Items stored from a collection
— begin —
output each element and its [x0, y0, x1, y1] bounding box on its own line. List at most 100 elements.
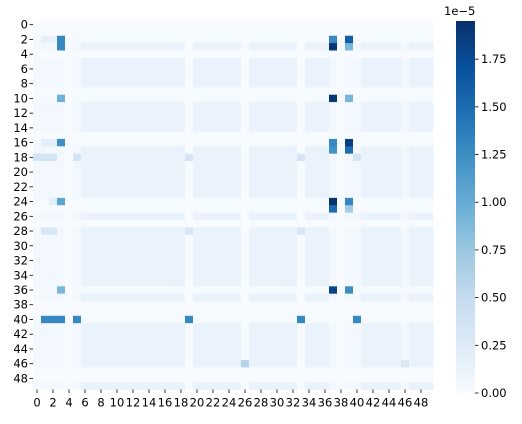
- heatmap-cell: [153, 65, 162, 73]
- heatmap-cell: [249, 360, 258, 368]
- heatmap-cell: [393, 293, 402, 302]
- heatmap-cell: [73, 79, 82, 88]
- heatmap-cell: [273, 219, 282, 228]
- heatmap-cell: [225, 219, 234, 228]
- heatmap-cell: [57, 345, 66, 354]
- heatmap-cell: [273, 79, 282, 88]
- heatmap-cell: [385, 21, 394, 29]
- heatmap-cell: [137, 227, 146, 236]
- heatmap-cell: [233, 65, 242, 73]
- heatmap-cell: [417, 21, 426, 29]
- heatmap-cell: [401, 197, 410, 206]
- heatmap-cell: [177, 43, 186, 51]
- heatmap-cell: [169, 183, 178, 191]
- heatmap-cell: [337, 102, 346, 110]
- heatmap-cell: [49, 124, 58, 132]
- heatmap-cell: [121, 308, 130, 317]
- heatmap-cell: [345, 242, 354, 250]
- heatmap-cell: [337, 72, 346, 81]
- heatmap-cell: [353, 256, 362, 265]
- colorbar-tick-label: 0.75: [481, 243, 507, 257]
- heatmap-cell: [289, 234, 298, 243]
- heatmap-cell: [361, 131, 370, 140]
- heatmap-cell: [81, 271, 90, 280]
- heatmap-cell: [249, 43, 258, 51]
- heatmap-cell: [401, 65, 410, 73]
- heatmap-cell: [81, 293, 90, 302]
- heatmap-cell: [265, 360, 274, 368]
- heatmap-cell: [49, 146, 58, 155]
- heatmap-cell: [41, 360, 50, 368]
- heatmap-cell: [97, 94, 106, 103]
- heatmap-cell: [97, 146, 106, 155]
- heatmap-cell: [297, 315, 306, 324]
- heatmap-cell: [305, 35, 314, 44]
- heatmap-cell: [329, 308, 338, 317]
- heatmap-cell: [153, 374, 162, 383]
- heatmap-cell: [281, 57, 290, 66]
- heatmap-cell: [33, 301, 42, 309]
- heatmap-cell: [169, 367, 178, 376]
- heatmap-cell: [217, 315, 226, 324]
- heatmap-cell: [145, 337, 154, 346]
- heatmap-cell: [185, 28, 194, 37]
- heatmap-cell: [177, 234, 186, 243]
- heatmap-cell: [65, 205, 74, 214]
- heatmap-cell: [289, 109, 298, 118]
- heatmap-cell: [369, 323, 378, 331]
- heatmap-cell: [185, 168, 194, 177]
- heatmap-cell: [361, 102, 370, 110]
- heatmap-cell: [393, 183, 402, 191]
- heatmap-cell: [297, 234, 306, 243]
- heatmap-cell: [377, 175, 386, 184]
- heatmap-cell: [129, 345, 138, 354]
- heatmap-cell: [297, 161, 306, 169]
- heatmap-cell: [401, 374, 410, 383]
- heatmap-cell: [265, 57, 274, 66]
- heatmap-cell: [153, 21, 162, 29]
- heatmap-cell: [129, 168, 138, 177]
- heatmap-cell: [201, 35, 210, 44]
- heatmap-cell: [49, 153, 58, 162]
- heatmap-cell: [89, 360, 98, 368]
- heatmap-cell: [97, 242, 106, 250]
- heatmap-cell: [57, 131, 66, 140]
- heatmap-cell: [193, 367, 202, 376]
- heatmap-cell: [313, 43, 322, 51]
- heatmap-cell: [201, 227, 210, 236]
- heatmap-cell: [297, 146, 306, 155]
- heatmap-cell: [401, 175, 410, 184]
- heatmap-cell: [193, 79, 202, 88]
- heatmap-cell: [169, 79, 178, 88]
- heatmap-cell: [361, 168, 370, 177]
- heatmap-cell: [233, 293, 242, 302]
- heatmap-cell: [129, 161, 138, 169]
- heatmap-cell: [201, 190, 210, 199]
- heatmap-cell: [417, 271, 426, 280]
- heatmap-cell: [265, 94, 274, 103]
- heatmap-cell: [121, 116, 130, 125]
- heatmap-cell: [161, 131, 170, 140]
- heatmap-cell: [129, 57, 138, 66]
- heatmap-cell: [289, 271, 298, 280]
- heatmap-cell: [265, 153, 274, 162]
- heatmap-cell: [337, 271, 346, 280]
- heatmap-cell: [153, 161, 162, 169]
- heatmap-cell: [129, 249, 138, 258]
- heatmap-cell: [401, 131, 410, 140]
- heatmap-cell: [313, 323, 322, 331]
- heatmap-cell: [97, 28, 106, 37]
- heatmap-cell: [57, 168, 66, 177]
- heatmap-cell: [361, 293, 370, 302]
- heatmap-cell: [289, 212, 298, 221]
- heatmap-cell: [169, 72, 178, 81]
- heatmap-cell: [273, 57, 282, 66]
- heatmap-cell: [353, 116, 362, 125]
- heatmap-cell: [105, 87, 114, 96]
- heatmap-cell: [201, 249, 210, 258]
- heatmap-cell: [361, 138, 370, 147]
- heatmap-cell: [257, 21, 266, 29]
- heatmap-cell: [425, 308, 434, 317]
- y-tick-label: 28: [13, 224, 28, 238]
- heatmap-cell: [129, 72, 138, 81]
— end —
- Objective -
Reproduce every line of the entries above word for word, leaving out the pictures.

- Written response -
output each element and its [x0, y0, x1, y1] bounding box on its own line. List at most 100 elements.
- heatmap-cell: [153, 65, 162, 73]
- heatmap-cell: [249, 360, 258, 368]
- heatmap-cell: [393, 293, 402, 302]
- heatmap-cell: [73, 79, 82, 88]
- heatmap-cell: [273, 219, 282, 228]
- heatmap-cell: [225, 219, 234, 228]
- heatmap-cell: [57, 345, 66, 354]
- heatmap-cell: [273, 79, 282, 88]
- heatmap-cell: [385, 21, 394, 29]
- heatmap-cell: [137, 227, 146, 236]
- heatmap-cell: [233, 65, 242, 73]
- heatmap-cell: [417, 21, 426, 29]
- heatmap-cell: [401, 197, 410, 206]
- heatmap-cell: [177, 43, 186, 51]
- heatmap-cell: [169, 183, 178, 191]
- heatmap-cell: [337, 102, 346, 110]
- heatmap-cell: [49, 124, 58, 132]
- heatmap-cell: [121, 308, 130, 317]
- heatmap-cell: [345, 242, 354, 250]
- heatmap-cell: [337, 72, 346, 81]
- heatmap-cell: [353, 256, 362, 265]
- colorbar-tick-label: 0.75: [481, 243, 507, 257]
- heatmap-cell: [289, 234, 298, 243]
- heatmap-cell: [361, 131, 370, 140]
- heatmap-cell: [81, 271, 90, 280]
- heatmap-cell: [249, 43, 258, 51]
- heatmap-cell: [401, 65, 410, 73]
- heatmap-cell: [81, 293, 90, 302]
- heatmap-cell: [265, 360, 274, 368]
- heatmap-cell: [49, 146, 58, 155]
- heatmap-cell: [41, 360, 50, 368]
- heatmap-cell: [97, 94, 106, 103]
- heatmap-cell: [97, 146, 106, 155]
- heatmap-cell: [297, 315, 306, 324]
- heatmap-cell: [305, 35, 314, 44]
- heatmap-cell: [329, 308, 338, 317]
- heatmap-cell: [153, 374, 162, 383]
- heatmap-cell: [281, 57, 290, 66]
- heatmap-cell: [33, 301, 42, 309]
- heatmap-cell: [169, 367, 178, 376]
- heatmap-cell: [217, 315, 226, 324]
- heatmap-cell: [145, 337, 154, 346]
- heatmap-cell: [185, 28, 194, 37]
- heatmap-cell: [177, 234, 186, 243]
- heatmap-cell: [65, 205, 74, 214]
- heatmap-cell: [289, 109, 298, 118]
- heatmap-cell: [369, 323, 378, 331]
- heatmap-cell: [185, 168, 194, 177]
- heatmap-cell: [361, 102, 370, 110]
- heatmap-cell: [393, 183, 402, 191]
- heatmap-cell: [297, 234, 306, 243]
- heatmap-cell: [377, 175, 386, 184]
- heatmap-cell: [129, 345, 138, 354]
- heatmap-cell: [297, 161, 306, 169]
- heatmap-cell: [401, 374, 410, 383]
- heatmap-cell: [265, 57, 274, 66]
- heatmap-cell: [153, 21, 162, 29]
- heatmap-cell: [129, 168, 138, 177]
- heatmap-cell: [201, 35, 210, 44]
- heatmap-cell: [49, 153, 58, 162]
- heatmap-cell: [89, 360, 98, 368]
- heatmap-cell: [97, 242, 106, 250]
- heatmap-cell: [57, 131, 66, 140]
- heatmap-cell: [193, 367, 202, 376]
- heatmap-cell: [313, 43, 322, 51]
- heatmap-cell: [201, 227, 210, 236]
- heatmap-cell: [297, 146, 306, 155]
- heatmap-cell: [401, 175, 410, 184]
- heatmap-cell: [193, 79, 202, 88]
- heatmap-cell: [169, 79, 178, 88]
- heatmap-cell: [361, 168, 370, 177]
- heatmap-cell: [233, 293, 242, 302]
- heatmap-cell: [129, 161, 138, 169]
- heatmap-cell: [201, 190, 210, 199]
- heatmap-cell: [417, 271, 426, 280]
- heatmap-cell: [265, 94, 274, 103]
- heatmap-cell: [121, 116, 130, 125]
- heatmap-cell: [161, 131, 170, 140]
- heatmap-cell: [129, 57, 138, 66]
- heatmap-cell: [289, 271, 298, 280]
- heatmap-cell: [265, 153, 274, 162]
- heatmap-cell: [337, 271, 346, 280]
- heatmap-cell: [153, 161, 162, 169]
- heatmap-cell: [129, 249, 138, 258]
- heatmap-cell: [401, 131, 410, 140]
- heatmap-cell: [313, 323, 322, 331]
- heatmap-cell: [97, 28, 106, 37]
- heatmap-cell: [57, 168, 66, 177]
- heatmap-cell: [361, 293, 370, 302]
- heatmap-cell: [289, 212, 298, 221]
- heatmap-cell: [169, 72, 178, 81]
- heatmap-cell: [273, 57, 282, 66]
- heatmap-cell: [353, 116, 362, 125]
- heatmap-cell: [105, 87, 114, 96]
- heatmap-cell: [201, 249, 210, 258]
- heatmap-cell: [361, 138, 370, 147]
- heatmap-cell: [257, 21, 266, 29]
- heatmap-cell: [425, 308, 434, 317]
- y-tick-label: 28: [13, 224, 28, 238]
- heatmap-cell: [129, 72, 138, 81]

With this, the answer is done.